**Work instructions**
Output every record below exactly as it appears.

**Provided data**
+ + + + + + +

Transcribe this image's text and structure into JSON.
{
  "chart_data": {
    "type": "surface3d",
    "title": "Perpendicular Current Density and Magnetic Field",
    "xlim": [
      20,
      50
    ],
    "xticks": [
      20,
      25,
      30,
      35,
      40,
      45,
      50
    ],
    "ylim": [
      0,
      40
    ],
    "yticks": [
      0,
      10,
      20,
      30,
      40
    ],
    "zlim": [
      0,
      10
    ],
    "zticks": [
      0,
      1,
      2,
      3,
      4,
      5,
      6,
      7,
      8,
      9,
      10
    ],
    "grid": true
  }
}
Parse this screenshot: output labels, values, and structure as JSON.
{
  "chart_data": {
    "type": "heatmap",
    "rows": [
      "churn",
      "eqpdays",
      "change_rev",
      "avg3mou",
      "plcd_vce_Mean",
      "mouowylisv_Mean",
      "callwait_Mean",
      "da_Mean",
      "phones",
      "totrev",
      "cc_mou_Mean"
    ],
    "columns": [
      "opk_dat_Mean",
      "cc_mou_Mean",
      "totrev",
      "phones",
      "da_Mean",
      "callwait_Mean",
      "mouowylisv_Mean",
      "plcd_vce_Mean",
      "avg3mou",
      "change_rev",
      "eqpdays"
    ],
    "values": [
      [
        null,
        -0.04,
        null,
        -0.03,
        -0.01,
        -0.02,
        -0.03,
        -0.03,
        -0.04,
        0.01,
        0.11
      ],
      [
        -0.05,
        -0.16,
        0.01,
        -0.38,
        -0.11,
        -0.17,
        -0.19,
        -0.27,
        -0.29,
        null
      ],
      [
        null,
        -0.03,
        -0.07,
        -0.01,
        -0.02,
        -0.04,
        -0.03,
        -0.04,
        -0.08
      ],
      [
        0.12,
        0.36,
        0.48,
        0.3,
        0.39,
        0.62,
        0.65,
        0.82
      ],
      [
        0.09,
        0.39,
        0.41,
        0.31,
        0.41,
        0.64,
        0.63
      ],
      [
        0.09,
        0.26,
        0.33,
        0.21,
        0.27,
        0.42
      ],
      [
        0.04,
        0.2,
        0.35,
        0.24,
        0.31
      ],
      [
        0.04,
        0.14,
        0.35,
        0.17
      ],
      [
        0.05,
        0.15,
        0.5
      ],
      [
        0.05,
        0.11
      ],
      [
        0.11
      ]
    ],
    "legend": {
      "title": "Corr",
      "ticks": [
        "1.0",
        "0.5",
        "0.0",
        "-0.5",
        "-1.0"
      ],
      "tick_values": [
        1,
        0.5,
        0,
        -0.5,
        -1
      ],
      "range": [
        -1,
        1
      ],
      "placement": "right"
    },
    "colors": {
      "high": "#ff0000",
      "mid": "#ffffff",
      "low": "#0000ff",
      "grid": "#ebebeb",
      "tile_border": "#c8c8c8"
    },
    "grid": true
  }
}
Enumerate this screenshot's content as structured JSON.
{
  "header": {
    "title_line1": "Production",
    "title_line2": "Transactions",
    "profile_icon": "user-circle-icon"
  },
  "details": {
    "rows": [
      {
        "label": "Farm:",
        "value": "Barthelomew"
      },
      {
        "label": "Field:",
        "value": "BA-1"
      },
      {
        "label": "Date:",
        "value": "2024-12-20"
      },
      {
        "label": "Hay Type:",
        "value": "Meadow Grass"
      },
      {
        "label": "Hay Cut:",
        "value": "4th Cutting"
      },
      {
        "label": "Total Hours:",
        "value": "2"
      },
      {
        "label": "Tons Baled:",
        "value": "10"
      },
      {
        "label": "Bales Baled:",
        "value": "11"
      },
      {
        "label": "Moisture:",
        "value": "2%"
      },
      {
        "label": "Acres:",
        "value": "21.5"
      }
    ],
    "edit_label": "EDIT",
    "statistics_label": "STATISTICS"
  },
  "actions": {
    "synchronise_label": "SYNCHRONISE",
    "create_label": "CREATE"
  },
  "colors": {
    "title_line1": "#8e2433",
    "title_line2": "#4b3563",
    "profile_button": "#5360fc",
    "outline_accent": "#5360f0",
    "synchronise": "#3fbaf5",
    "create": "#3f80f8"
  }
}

+ + + + + + +

**Completed exercise**
Transcribe this image's text and structure into JSON.
{
  "chart_data": {
    "type": "surface3d",
    "title": "Perpendicular Current Density and Magnetic Field",
    "xlim": [
      20,
      50
    ],
    "xticks": [
      20,
      25,
      30,
      35,
      40,
      45,
      50
    ],
    "ylim": [
      0,
      40
    ],
    "yticks": [
      0,
      10,
      20,
      30,
      40
    ],
    "zlim": [
      0,
      10
    ],
    "zticks": [
      0,
      1,
      2,
      3,
      4,
      5,
      6,
      7,
      8,
      9,
      10
    ],
    "grid": true
  }
}
Parse this screenshot: output labels, values, and structure as JSON.
{
  "chart_data": {
    "type": "heatmap",
    "rows": [
      "churn",
      "eqpdays",
      "change_rev",
      "avg3mou",
      "plcd_vce_Mean",
      "mouowylisv_Mean",
      "callwait_Mean",
      "da_Mean",
      "phones",
      "totrev",
      "cc_mou_Mean"
    ],
    "columns": [
      "opk_dat_Mean",
      "cc_mou_Mean",
      "totrev",
      "phones",
      "da_Mean",
      "callwait_Mean",
      "mouowylisv_Mean",
      "plcd_vce_Mean",
      "avg3mou",
      "change_rev",
      "eqpdays"
    ],
    "values": [
      [
        null,
        -0.04,
        null,
        -0.03,
        -0.01,
        -0.02,
        -0.03,
        -0.03,
        -0.04,
        0.01,
        0.11
      ],
      [
        -0.05,
        -0.16,
        0.01,
        -0.38,
        -0.11,
        -0.17,
        -0.19,
        -0.27,
        -0.29,
        null
      ],
      [
        null,
        -0.03,
        -0.07,
        -0.01,
        -0.02,
        -0.04,
        -0.03,
        -0.04,
        -0.08
      ],
      [
        0.12,
        0.36,
        0.48,
        0.3,
        0.39,
        0.62,
        0.65,
        0.82
      ],
      [
        0.09,
        0.39,
        0.41,
        0.31,
        0.41,
        0.64,
        0.63
      ],
      [
        0.09,
        0.26,
        0.33,
        0.21,
        0.27,
        0.42
      ],
      [
        0.04,
        0.2,
        0.35,
        0.24,
        0.31
      ],
      [
        0.04,
        0.14,
        0.35,
        0.17
      ],
      [
        0.05,
        0.15,
        0.5
      ],
      [
        0.05,
        0.11
      ],
      [
        0.11
      ]
    ],
    "legend": {
      "title": "Corr",
      "ticks": [
        "1.0",
        "0.5",
        "0.0",
        "-0.5",
        "-1.0"
      ],
      "tick_values": [
        1,
        0.5,
        0,
        -0.5,
        -1
      ],
      "range": [
        -1,
        1
      ],
      "placement": "right"
    },
    "colors": {
      "high": "#ff0000",
      "mid": "#ffffff",
      "low": "#0000ff",
      "grid": "#ebebeb",
      "tile_border": "#c8c8c8"
    },
    "grid": true
  }
}
Enumerate this screenshot's content as structured JSON.
{
  "header": {
    "title_line1": "Production",
    "title_line2": "Transactions",
    "profile_icon": "user-circle-icon"
  },
  "details": {
    "rows": [
      {
        "label": "Farm:",
        "value": "Barthelomew"
      },
      {
        "label": "Field:",
        "value": "BA-1"
      },
      {
        "label": "Date:",
        "value": "2024-12-20"
      },
      {
        "label": "Hay Type:",
        "value": "Meadow Grass"
      },
      {
        "label": "Hay Cut:",
        "value": "4th Cutting"
      },
      {
        "label": "Total Hours:",
        "value": "2"
      },
      {
        "label": "Tons Baled:",
        "value": "10"
      },
      {
        "label": "Bales Baled:",
        "value": "11"
      },
      {
        "label": "Moisture:",
        "value": "2%"
      },
      {
        "label": "Acres:",
        "value": "21.5"
      }
    ],
    "edit_label": "EDIT",
    "statistics_label": "STATISTICS"
  },
  "actions": {
    "synchronise_label": "SYNCHRONISE",
    "create_label": "CREATE"
  },
  "colors": {
    "title_line1": "#8e2433",
    "title_line2": "#4b3563",
    "profile_button": "#5360fc",
    "outline_accent": "#5360f0",
    "synchronise": "#3fbaf5",
    "create": "#3f80f8"
  }
}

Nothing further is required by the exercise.